§ Dataset extract
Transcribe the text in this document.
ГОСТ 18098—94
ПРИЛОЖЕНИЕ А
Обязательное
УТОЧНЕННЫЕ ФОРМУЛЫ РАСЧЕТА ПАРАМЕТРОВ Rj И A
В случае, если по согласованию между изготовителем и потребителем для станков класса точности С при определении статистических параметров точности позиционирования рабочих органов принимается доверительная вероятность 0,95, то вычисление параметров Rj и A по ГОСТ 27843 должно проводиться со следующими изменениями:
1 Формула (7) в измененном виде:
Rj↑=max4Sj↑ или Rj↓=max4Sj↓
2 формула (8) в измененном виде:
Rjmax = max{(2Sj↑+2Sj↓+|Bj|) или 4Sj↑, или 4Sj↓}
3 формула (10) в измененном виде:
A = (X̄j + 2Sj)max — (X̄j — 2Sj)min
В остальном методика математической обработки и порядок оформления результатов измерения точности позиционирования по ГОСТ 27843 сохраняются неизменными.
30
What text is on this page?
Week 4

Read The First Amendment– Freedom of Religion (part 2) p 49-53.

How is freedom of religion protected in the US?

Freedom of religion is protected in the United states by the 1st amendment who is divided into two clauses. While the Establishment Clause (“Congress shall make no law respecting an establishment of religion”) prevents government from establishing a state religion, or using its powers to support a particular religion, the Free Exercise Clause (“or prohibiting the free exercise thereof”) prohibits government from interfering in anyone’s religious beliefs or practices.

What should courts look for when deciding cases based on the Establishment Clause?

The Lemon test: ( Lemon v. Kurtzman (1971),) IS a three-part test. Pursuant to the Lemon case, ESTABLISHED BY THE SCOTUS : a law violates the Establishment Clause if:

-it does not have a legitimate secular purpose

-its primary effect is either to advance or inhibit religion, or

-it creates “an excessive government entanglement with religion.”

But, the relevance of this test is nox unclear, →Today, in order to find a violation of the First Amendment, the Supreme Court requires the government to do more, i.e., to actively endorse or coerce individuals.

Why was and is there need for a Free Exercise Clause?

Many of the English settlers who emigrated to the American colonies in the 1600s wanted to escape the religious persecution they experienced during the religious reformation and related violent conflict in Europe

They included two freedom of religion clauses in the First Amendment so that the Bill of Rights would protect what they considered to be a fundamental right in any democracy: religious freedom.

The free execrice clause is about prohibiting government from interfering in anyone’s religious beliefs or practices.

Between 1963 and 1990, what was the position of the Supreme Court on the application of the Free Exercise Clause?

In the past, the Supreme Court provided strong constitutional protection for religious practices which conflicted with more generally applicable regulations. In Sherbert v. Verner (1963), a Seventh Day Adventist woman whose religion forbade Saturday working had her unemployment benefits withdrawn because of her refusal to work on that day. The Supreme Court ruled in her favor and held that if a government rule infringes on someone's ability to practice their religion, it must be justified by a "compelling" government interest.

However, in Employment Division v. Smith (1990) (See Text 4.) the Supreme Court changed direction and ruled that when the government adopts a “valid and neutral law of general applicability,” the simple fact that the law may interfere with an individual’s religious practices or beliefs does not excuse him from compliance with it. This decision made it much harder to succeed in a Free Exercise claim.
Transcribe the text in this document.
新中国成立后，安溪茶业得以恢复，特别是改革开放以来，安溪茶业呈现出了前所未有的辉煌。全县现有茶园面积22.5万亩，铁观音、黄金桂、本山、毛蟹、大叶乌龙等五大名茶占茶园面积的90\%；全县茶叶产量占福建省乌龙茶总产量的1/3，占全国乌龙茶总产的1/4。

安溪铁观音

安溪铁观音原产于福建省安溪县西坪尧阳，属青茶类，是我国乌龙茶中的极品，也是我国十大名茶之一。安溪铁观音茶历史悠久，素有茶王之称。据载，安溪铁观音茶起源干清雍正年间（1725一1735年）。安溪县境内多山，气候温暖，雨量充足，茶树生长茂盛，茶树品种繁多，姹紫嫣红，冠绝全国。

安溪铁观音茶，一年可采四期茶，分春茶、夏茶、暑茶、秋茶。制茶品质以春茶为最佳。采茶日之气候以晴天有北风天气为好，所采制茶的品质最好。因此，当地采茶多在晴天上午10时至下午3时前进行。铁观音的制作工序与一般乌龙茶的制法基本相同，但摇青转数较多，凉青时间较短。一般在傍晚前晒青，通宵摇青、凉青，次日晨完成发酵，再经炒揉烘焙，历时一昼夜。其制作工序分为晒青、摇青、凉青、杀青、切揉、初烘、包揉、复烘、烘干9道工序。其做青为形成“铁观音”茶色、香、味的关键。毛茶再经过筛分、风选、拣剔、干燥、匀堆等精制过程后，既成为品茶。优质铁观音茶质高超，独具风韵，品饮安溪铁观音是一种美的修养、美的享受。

§ Exercise aim
Note how many lines in the listing above hold the string "ГОСТ", then give only that figure.

§ Task response
3